»»

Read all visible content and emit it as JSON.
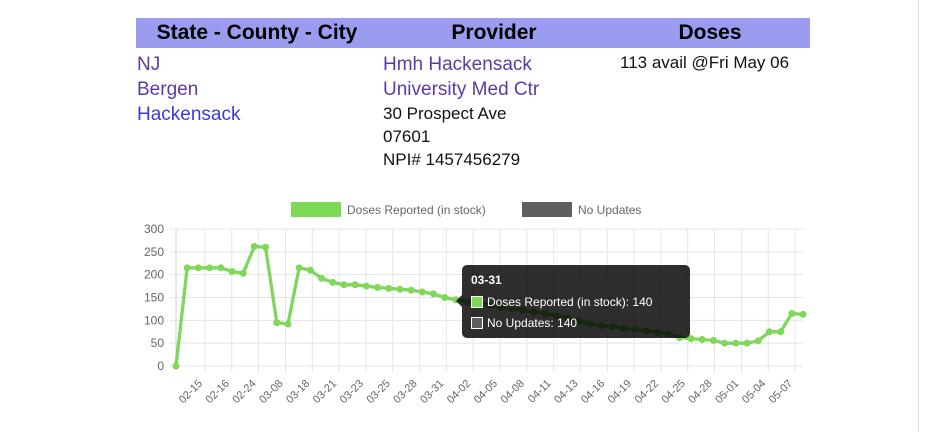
{
  "table": {
    "headers": [
      "State - County - City",
      "Provider",
      "Doses"
    ],
    "state": "NJ",
    "county": "Bergen",
    "city": "Hackensack",
    "provider_name_line1": "Hmh Hackensack",
    "provider_name_line2": "University Med Ctr",
    "address": "30 Prospect Ave",
    "zip": "07601",
    "npi": "NPI# 1457456279",
    "doses": "113 avail @Fri May 06"
  },
  "colors": {
    "header_bg": "#9b9bef",
    "green": "#7ed957",
    "gray": "#5f5f5f"
  },
  "tooltip": {
    "title": "03-31",
    "rows": [
      "Doses Reported (in stock): 140",
      "No Updates: 140"
    ]
  },
  "chart_data": {
    "type": "line",
    "legend_position": "top",
    "grid": true,
    "ylim": [
      0,
      300
    ],
    "yticks": [
      0,
      50,
      100,
      150,
      200,
      250,
      300
    ],
    "x_tick_labels": [
      "02-15",
      "02-16",
      "02-24",
      "03-08",
      "03-18",
      "03-21",
      "03-23",
      "03-25",
      "03-28",
      "03-31",
      "04-02",
      "04-05",
      "04-08",
      "04-11",
      "04-13",
      "04-16",
      "04-19",
      "04-22",
      "04-25",
      "04-28",
      "05-01",
      "05-04",
      "05-07"
    ],
    "series": [
      {
        "name": "Doses Reported (in stock)",
        "color": "#7ed957",
        "values": [
          0,
          215,
          215,
          215,
          215,
          207,
          203,
          262,
          260,
          95,
          92,
          215,
          210,
          192,
          183,
          178,
          178,
          175,
          172,
          170,
          168,
          166,
          162,
          158,
          150,
          145,
          140,
          140,
          133,
          128,
          125,
          122,
          118,
          115,
          110,
          105,
          98,
          92,
          88,
          86,
          82,
          80,
          77,
          74,
          70,
          62,
          60,
          58,
          56,
          50,
          50,
          50,
          55,
          75,
          75,
          115,
          113
        ]
      },
      {
        "name": "No Updates",
        "color": "#5f5f5f",
        "values": [
          0,
          215,
          215,
          215,
          215,
          207,
          203,
          262,
          260,
          95,
          92,
          215,
          210,
          192,
          183,
          178,
          178,
          175,
          172,
          170,
          168,
          166,
          162,
          158,
          150,
          145,
          140,
          140,
          133,
          128,
          125,
          122,
          118,
          115,
          110,
          105,
          98,
          92,
          88,
          86,
          82,
          80,
          77,
          74,
          70,
          62,
          60,
          58,
          56,
          50,
          50,
          50,
          55,
          75,
          75,
          115,
          113
        ]
      }
    ]
  }
}
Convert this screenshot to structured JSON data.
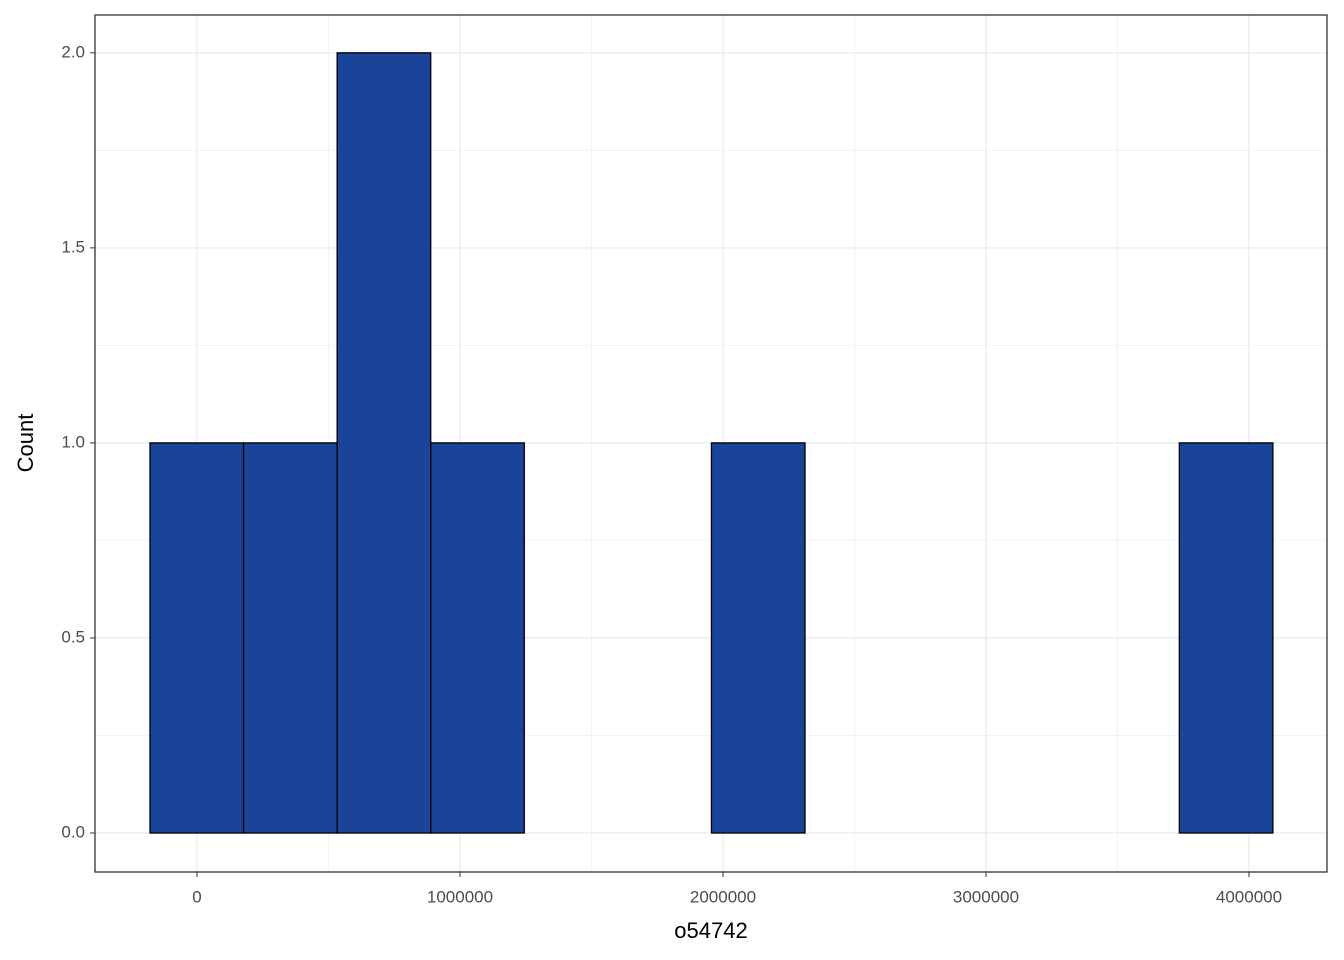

««

* AIM OF THE EXERCISE
Leaving out the pictures, repeat the data above exactly.

* WORKED ANSWER
Read all visible content and emit it as JSON.
{
  "table": {
    "headers": [
      "State - County - City",
      "Provider",
      "Doses"
    ],
    "state": "NJ",
    "county": "Bergen",
    "city": "Hackensack",
    "provider_name_line1": "Hmh Hackensack",
    "provider_name_line2": "University Med Ctr",
    "address": "30 Prospect Ave",
    "zip": "07601",
    "npi": "NPI# 1457456279",
    "doses": "113 avail @Fri May 06"
  },
  "colors": {
    "header_bg": "#9b9bef",
    "green": "#7ed957",
    "gray": "#5f5f5f"
  },
  "tooltip": {
    "title": "03-31",
    "rows": [
      "Doses Reported (in stock): 140",
      "No Updates: 140"
    ]
  },
  "chart_data": {
    "type": "line",
    "legend_position": "top",
    "grid": true,
    "ylim": [
      0,
      300
    ],
    "yticks": [
      0,
      50,
      100,
      150,
      200,
      250,
      300
    ],
    "x_tick_labels": [
      "02-15",
      "02-16",
      "02-24",
      "03-08",
      "03-18",
      "03-21",
      "03-23",
      "03-25",
      "03-28",
      "03-31",
      "04-02",
      "04-05",
      "04-08",
      "04-11",
      "04-13",
      "04-16",
      "04-19",
      "04-22",
      "04-25",
      "04-28",
      "05-01",
      "05-04",
      "05-07"
    ],
    "series": [
      {
        "name": "Doses Reported (in stock)",
        "color": "#7ed957",
        "values": [
          0,
          215,
          215,
          215,
          215,
          207,
          203,
          262,
          260,
          95,
          92,
          215,
          210,
          192,
          183,
          178,
          178,
          175,
          172,
          170,
          168,
          166,
          162,
          158,
          150,
          145,
          140,
          140,
          133,
          128,
          125,
          122,
          118,
          115,
          110,
          105,
          98,
          92,
          88,
          86,
          82,
          80,
          77,
          74,
          70,
          62,
          60,
          58,
          56,
          50,
          50,
          50,
          55,
          75,
          75,
          115,
          113
        ]
      },
      {
        "name": "No Updates",
        "color": "#5f5f5f",
        "values": [
          0,
          215,
          215,
          215,
          215,
          207,
          203,
          262,
          260,
          95,
          92,
          215,
          210,
          192,
          183,
          178,
          178,
          175,
          172,
          170,
          168,
          166,
          162,
          158,
          150,
          145,
          140,
          140,
          133,
          128,
          125,
          122,
          118,
          115,
          110,
          105,
          98,
          92,
          88,
          86,
          82,
          80,
          77,
          74,
          70,
          62,
          60,
          58,
          56,
          50,
          50,
          50,
          55,
          75,
          75,
          115,
          113
        ]
      }
    ]
  }
}
Convert this screenshot to structured JSON data.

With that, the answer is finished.